[Source data]
▼

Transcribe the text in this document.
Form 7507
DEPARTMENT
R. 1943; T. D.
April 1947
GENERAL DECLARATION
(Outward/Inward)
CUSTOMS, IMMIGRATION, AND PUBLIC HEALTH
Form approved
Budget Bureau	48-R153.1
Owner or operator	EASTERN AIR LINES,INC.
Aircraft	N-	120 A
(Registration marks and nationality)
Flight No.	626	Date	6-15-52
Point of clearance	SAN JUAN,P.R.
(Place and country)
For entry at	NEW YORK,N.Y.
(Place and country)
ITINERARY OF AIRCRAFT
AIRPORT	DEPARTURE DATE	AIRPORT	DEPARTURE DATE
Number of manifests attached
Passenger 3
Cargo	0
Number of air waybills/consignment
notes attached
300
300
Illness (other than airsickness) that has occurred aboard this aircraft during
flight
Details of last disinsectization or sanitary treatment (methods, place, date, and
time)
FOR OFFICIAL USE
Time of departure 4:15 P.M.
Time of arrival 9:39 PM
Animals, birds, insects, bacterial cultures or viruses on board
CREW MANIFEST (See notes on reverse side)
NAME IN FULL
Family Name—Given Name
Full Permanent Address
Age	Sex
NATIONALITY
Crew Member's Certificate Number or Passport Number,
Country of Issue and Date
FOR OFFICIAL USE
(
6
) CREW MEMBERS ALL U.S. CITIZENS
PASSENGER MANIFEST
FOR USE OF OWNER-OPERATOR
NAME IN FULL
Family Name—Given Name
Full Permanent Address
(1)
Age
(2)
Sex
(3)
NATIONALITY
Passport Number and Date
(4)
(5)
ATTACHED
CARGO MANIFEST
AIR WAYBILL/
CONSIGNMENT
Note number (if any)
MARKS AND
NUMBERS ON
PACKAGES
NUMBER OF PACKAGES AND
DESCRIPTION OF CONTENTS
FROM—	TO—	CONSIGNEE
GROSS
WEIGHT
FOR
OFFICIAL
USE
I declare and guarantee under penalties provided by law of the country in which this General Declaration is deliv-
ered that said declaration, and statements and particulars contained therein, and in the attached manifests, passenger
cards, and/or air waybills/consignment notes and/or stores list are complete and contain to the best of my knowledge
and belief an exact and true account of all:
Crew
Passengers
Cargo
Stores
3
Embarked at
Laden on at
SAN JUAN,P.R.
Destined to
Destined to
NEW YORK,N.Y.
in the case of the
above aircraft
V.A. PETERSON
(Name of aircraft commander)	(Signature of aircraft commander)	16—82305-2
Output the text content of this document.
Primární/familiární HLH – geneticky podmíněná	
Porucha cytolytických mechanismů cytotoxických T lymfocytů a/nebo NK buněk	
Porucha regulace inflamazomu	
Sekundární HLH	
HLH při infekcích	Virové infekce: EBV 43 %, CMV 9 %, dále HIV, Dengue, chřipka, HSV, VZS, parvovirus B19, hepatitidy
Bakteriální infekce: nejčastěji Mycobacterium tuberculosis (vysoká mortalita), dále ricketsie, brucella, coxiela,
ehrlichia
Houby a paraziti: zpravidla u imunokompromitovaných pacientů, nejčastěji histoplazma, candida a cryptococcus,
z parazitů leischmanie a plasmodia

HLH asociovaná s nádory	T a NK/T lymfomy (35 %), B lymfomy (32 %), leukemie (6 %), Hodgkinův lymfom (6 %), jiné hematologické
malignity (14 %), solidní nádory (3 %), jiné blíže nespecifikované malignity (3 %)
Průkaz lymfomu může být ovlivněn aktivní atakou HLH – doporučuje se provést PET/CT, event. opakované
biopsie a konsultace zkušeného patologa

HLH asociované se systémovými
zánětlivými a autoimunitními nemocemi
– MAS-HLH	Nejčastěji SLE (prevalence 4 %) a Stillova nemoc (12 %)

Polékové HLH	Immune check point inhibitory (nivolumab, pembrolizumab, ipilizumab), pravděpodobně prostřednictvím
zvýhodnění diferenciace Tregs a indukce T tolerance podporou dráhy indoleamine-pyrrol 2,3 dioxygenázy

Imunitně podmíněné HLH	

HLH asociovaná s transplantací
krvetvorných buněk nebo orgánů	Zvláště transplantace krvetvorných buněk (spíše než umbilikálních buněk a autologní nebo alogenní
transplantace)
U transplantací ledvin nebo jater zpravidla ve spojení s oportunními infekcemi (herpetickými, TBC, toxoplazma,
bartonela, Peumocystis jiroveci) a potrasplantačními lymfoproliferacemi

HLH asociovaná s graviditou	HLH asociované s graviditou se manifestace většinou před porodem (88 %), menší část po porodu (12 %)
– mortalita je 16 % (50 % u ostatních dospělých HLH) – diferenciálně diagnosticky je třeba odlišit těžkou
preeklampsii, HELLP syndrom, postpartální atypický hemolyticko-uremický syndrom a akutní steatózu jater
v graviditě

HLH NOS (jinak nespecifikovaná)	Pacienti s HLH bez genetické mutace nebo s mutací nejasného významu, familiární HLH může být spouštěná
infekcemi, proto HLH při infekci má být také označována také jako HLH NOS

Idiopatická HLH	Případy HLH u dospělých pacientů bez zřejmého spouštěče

▲

Each line of the data above must be restated word for word.

▶ RESULT OF THE TASK
Transcribe the text in this document.
Form 7507
DEPARTMENT
R. 1943; T. D.
April 1947
GENERAL DECLARATION
(Outward/Inward)
CUSTOMS, IMMIGRATION, AND PUBLIC HEALTH
Form approved
Budget Bureau	48-R153.1
Owner or operator	EASTERN AIR LINES,INC.
Aircraft	N-	120 A
(Registration marks and nationality)
Flight No.	626	Date	6-15-52
Point of clearance	SAN JUAN,P.R.
(Place and country)
For entry at	NEW YORK,N.Y.
(Place and country)
ITINERARY OF AIRCRAFT
AIRPORT	DEPARTURE DATE	AIRPORT	DEPARTURE DATE
Number of manifests attached
Passenger 3
Cargo	0
Number of air waybills/consignment
notes attached
300
300
Illness (other than airsickness) that has occurred aboard this aircraft during
flight
Details of last disinsectization or sanitary treatment (methods, place, date, and
time)
FOR OFFICIAL USE
Time of departure 4:15 P.M.
Time of arrival 9:39 PM
Animals, birds, insects, bacterial cultures or viruses on board
CREW MANIFEST (See notes on reverse side)
NAME IN FULL
Family Name—Given Name
Full Permanent Address
Age	Sex
NATIONALITY
Crew Member's Certificate Number or Passport Number,
Country of Issue and Date
FOR OFFICIAL USE
(
6
) CREW MEMBERS ALL U.S. CITIZENS
PASSENGER MANIFEST
FOR USE OF OWNER-OPERATOR
NAME IN FULL
Family Name—Given Name
Full Permanent Address
(1)
Age
(2)
Sex
(3)
NATIONALITY
Passport Number and Date
(4)
(5)
ATTACHED
CARGO MANIFEST
AIR WAYBILL/
CONSIGNMENT
Note number (if any)
MARKS AND
NUMBERS ON
PACKAGES
NUMBER OF PACKAGES AND
DESCRIPTION OF CONTENTS
FROM—	TO—	CONSIGNEE
GROSS
WEIGHT
FOR
OFFICIAL
USE
I declare and guarantee under penalties provided by law of the country in which this General Declaration is deliv-
ered that said declaration, and statements and particulars contained therein, and in the attached manifests, passenger
cards, and/or air waybills/consignment notes and/or stores list are complete and contain to the best of my knowledge
and belief an exact and true account of all:
Crew
Passengers
Cargo
Stores
3
Embarked at
Laden on at
SAN JUAN,P.R.
Destined to
Destined to
NEW YORK,N.Y.
in the case of the
above aircraft
V.A. PETERSON
(Name of aircraft commander)	(Signature of aircraft commander)	16—82305-2
Output the text content of this document.
Primární/familiární HLH – geneticky podmíněná	
Porucha cytolytických mechanismů cytotoxických T lymfocytů a/nebo NK buněk	
Porucha regulace inflamazomu	
Sekundární HLH	
HLH při infekcích	Virové infekce: EBV 43 %, CMV 9 %, dále HIV, Dengue, chřipka, HSV, VZS, parvovirus B19, hepatitidy
Bakteriální infekce: nejčastěji Mycobacterium tuberculosis (vysoká mortalita), dále ricketsie, brucella, coxiela,
ehrlichia
Houby a paraziti: zpravidla u imunokompromitovaných pacientů, nejčastěji histoplazma, candida a cryptococcus,
z parazitů leischmanie a plasmodia

HLH asociovaná s nádory	T a NK/T lymfomy (35 %), B lymfomy (32 %), leukemie (6 %), Hodgkinův lymfom (6 %), jiné hematologické
malignity (14 %), solidní nádory (3 %), jiné blíže nespecifikované malignity (3 %)
Průkaz lymfomu může být ovlivněn aktivní atakou HLH – doporučuje se provést PET/CT, event. opakované
biopsie a konsultace zkušeného patologa

HLH asociované se systémovými
zánětlivými a autoimunitními nemocemi
– MAS-HLH	Nejčastěji SLE (prevalence 4 %) a Stillova nemoc (12 %)

Polékové HLH	Immune check point inhibitory (nivolumab, pembrolizumab, ipilizumab), pravděpodobně prostřednictvím
zvýhodnění diferenciace Tregs a indukce T tolerance podporou dráhy indoleamine-pyrrol 2,3 dioxygenázy

Imunitně podmíněné HLH	

HLH asociovaná s transplantací
krvetvorných buněk nebo orgánů	Zvláště transplantace krvetvorných buněk (spíše než umbilikálních buněk a autologní nebo alogenní
transplantace)
U transplantací ledvin nebo jater zpravidla ve spojení s oportunními infekcemi (herpetickými, TBC, toxoplazma,
bartonela, Peumocystis jiroveci) a potrasplantačními lymfoproliferacemi

HLH asociovaná s graviditou	HLH asociované s graviditou se manifestace většinou před porodem (88 %), menší část po porodu (12 %)
– mortalita je 16 % (50 % u ostatních dospělých HLH) – diferenciálně diagnosticky je třeba odlišit těžkou
preeklampsii, HELLP syndrom, postpartální atypický hemolyticko-uremický syndrom a akutní steatózu jater
v graviditě

HLH NOS (jinak nespecifikovaná)	Pacienti s HLH bez genetické mutace nebo s mutací nejasného významu, familiární HLH může být spouštěná
infekcemi, proto HLH při infekci má být také označována také jako HLH NOS

Idiopatická HLH	Případy HLH u dospělých pacientů bez zřejmého spouštěče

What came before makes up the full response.